-- Begin Provided material --
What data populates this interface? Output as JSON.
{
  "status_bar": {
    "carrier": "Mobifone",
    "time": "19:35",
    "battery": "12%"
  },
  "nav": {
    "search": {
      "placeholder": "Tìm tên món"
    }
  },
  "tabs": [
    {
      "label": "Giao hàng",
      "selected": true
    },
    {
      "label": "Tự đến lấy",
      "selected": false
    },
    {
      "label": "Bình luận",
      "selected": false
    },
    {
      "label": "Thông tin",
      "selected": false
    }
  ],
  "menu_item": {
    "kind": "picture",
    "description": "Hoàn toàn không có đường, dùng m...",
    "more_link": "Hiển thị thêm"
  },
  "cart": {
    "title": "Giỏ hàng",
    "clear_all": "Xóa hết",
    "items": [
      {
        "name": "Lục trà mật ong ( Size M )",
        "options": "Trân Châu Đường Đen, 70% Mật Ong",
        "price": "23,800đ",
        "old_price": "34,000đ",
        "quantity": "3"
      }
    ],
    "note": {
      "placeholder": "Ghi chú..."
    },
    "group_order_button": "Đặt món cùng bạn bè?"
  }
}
-- End Provided material --
_Task to complete_
Scan the data above; copy every line where "placeholder" appears.

_Solution for this problem_
      "placeholder": "Tìm tên món"
      "placeholder": "Ghi chú..."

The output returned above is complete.